Data to use:
## start

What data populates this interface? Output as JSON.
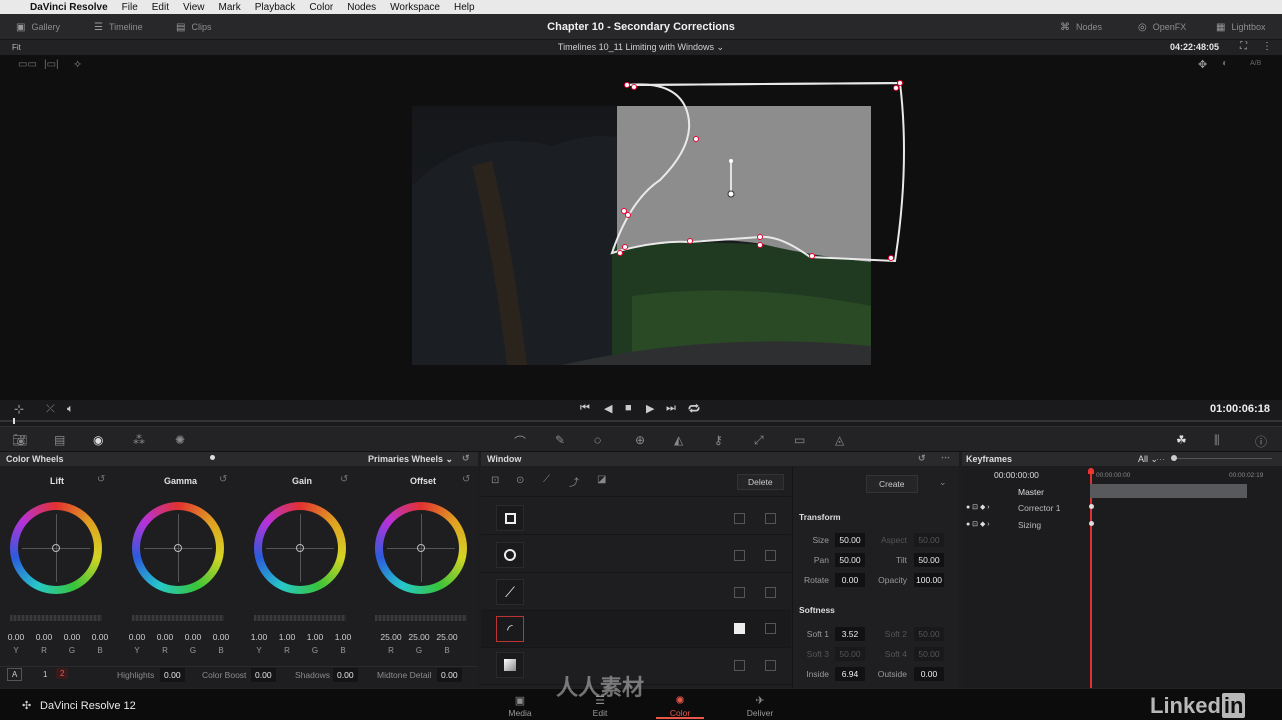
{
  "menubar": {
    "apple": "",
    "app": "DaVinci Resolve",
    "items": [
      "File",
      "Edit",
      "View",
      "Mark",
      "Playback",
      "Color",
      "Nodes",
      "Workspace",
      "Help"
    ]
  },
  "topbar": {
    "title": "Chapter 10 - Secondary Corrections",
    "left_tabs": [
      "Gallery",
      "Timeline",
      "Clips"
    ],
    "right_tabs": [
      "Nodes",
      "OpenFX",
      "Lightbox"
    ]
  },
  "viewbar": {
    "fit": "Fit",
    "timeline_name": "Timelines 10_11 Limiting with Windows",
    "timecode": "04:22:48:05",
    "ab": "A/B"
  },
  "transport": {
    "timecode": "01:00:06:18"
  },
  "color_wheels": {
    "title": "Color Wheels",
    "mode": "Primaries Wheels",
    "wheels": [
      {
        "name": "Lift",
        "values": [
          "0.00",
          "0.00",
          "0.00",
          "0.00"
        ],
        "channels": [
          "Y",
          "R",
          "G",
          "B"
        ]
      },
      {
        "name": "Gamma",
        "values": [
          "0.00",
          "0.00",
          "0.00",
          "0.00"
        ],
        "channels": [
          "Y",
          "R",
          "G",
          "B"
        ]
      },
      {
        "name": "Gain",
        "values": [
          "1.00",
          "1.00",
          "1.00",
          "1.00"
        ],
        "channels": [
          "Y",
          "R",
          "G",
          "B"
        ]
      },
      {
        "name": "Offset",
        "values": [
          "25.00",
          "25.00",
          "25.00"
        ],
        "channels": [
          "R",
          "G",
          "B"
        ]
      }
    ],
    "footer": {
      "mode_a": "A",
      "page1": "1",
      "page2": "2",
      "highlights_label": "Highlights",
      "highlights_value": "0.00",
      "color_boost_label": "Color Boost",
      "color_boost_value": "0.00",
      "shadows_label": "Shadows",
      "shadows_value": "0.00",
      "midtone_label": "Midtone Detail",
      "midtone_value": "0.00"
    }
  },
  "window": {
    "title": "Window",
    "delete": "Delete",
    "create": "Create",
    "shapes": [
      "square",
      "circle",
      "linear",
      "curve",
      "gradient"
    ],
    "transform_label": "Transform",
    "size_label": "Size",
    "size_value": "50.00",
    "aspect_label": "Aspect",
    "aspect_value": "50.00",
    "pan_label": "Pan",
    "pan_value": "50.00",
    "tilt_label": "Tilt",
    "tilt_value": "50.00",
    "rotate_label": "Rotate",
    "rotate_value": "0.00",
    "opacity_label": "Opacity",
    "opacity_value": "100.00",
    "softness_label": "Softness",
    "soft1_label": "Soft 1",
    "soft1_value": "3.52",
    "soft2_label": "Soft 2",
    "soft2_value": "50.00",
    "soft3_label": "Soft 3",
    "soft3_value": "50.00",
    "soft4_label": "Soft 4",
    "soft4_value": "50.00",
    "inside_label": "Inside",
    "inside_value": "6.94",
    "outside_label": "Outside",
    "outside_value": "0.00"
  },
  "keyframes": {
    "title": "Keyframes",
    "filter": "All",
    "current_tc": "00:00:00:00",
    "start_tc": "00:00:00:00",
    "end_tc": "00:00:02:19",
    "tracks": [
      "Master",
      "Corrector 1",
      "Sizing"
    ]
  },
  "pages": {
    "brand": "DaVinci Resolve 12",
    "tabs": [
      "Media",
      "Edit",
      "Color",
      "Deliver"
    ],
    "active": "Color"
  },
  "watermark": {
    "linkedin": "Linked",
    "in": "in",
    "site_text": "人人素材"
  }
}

## end

Repeat the material verbatim. Do not carry over any picture.

What data populates this interface? Output as JSON.
{
  "menubar": {
    "apple": "",
    "app": "DaVinci Resolve",
    "items": [
      "File",
      "Edit",
      "View",
      "Mark",
      "Playback",
      "Color",
      "Nodes",
      "Workspace",
      "Help"
    ]
  },
  "topbar": {
    "title": "Chapter 10 - Secondary Corrections",
    "left_tabs": [
      "Gallery",
      "Timeline",
      "Clips"
    ],
    "right_tabs": [
      "Nodes",
      "OpenFX",
      "Lightbox"
    ]
  },
  "viewbar": {
    "fit": "Fit",
    "timeline_name": "Timelines 10_11 Limiting with Windows",
    "timecode": "04:22:48:05",
    "ab": "A/B"
  },
  "transport": {
    "timecode": "01:00:06:18"
  },
  "color_wheels": {
    "title": "Color Wheels",
    "mode": "Primaries Wheels",
    "wheels": [
      {
        "name": "Lift",
        "values": [
          "0.00",
          "0.00",
          "0.00",
          "0.00"
        ],
        "channels": [
          "Y",
          "R",
          "G",
          "B"
        ]
      },
      {
        "name": "Gamma",
        "values": [
          "0.00",
          "0.00",
          "0.00",
          "0.00"
        ],
        "channels": [
          "Y",
          "R",
          "G",
          "B"
        ]
      },
      {
        "name": "Gain",
        "values": [
          "1.00",
          "1.00",
          "1.00",
          "1.00"
        ],
        "channels": [
          "Y",
          "R",
          "G",
          "B"
        ]
      },
      {
        "name": "Offset",
        "values": [
          "25.00",
          "25.00",
          "25.00"
        ],
        "channels": [
          "R",
          "G",
          "B"
        ]
      }
    ],
    "footer": {
      "mode_a": "A",
      "page1": "1",
      "page2": "2",
      "highlights_label": "Highlights",
      "highlights_value": "0.00",
      "color_boost_label": "Color Boost",
      "color_boost_value": "0.00",
      "shadows_label": "Shadows",
      "shadows_value": "0.00",
      "midtone_label": "Midtone Detail",
      "midtone_value": "0.00"
    }
  },
  "window": {
    "title": "Window",
    "delete": "Delete",
    "create": "Create",
    "shapes": [
      "square",
      "circle",
      "linear",
      "curve",
      "gradient"
    ],
    "transform_label": "Transform",
    "size_label": "Size",
    "size_value": "50.00",
    "aspect_label": "Aspect",
    "aspect_value": "50.00",
    "pan_label": "Pan",
    "pan_value": "50.00",
    "tilt_label": "Tilt",
    "tilt_value": "50.00",
    "rotate_label": "Rotate",
    "rotate_value": "0.00",
    "opacity_label": "Opacity",
    "opacity_value": "100.00",
    "softness_label": "Softness",
    "soft1_label": "Soft 1",
    "soft1_value": "3.52",
    "soft2_label": "Soft 2",
    "soft2_value": "50.00",
    "soft3_label": "Soft 3",
    "soft3_value": "50.00",
    "soft4_label": "Soft 4",
    "soft4_value": "50.00",
    "inside_label": "Inside",
    "inside_value": "6.94",
    "outside_label": "Outside",
    "outside_value": "0.00"
  },
  "keyframes": {
    "title": "Keyframes",
    "filter": "All",
    "current_tc": "00:00:00:00",
    "start_tc": "00:00:00:00",
    "end_tc": "00:00:02:19",
    "tracks": [
      "Master",
      "Corrector 1",
      "Sizing"
    ]
  },
  "pages": {
    "brand": "DaVinci Resolve 12",
    "tabs": [
      "Media",
      "Edit",
      "Color",
      "Deliver"
    ],
    "active": "Color"
  },
  "watermark": {
    "linkedin": "Linked",
    "in": "in",
    "site_text": "人人素材"
  }
}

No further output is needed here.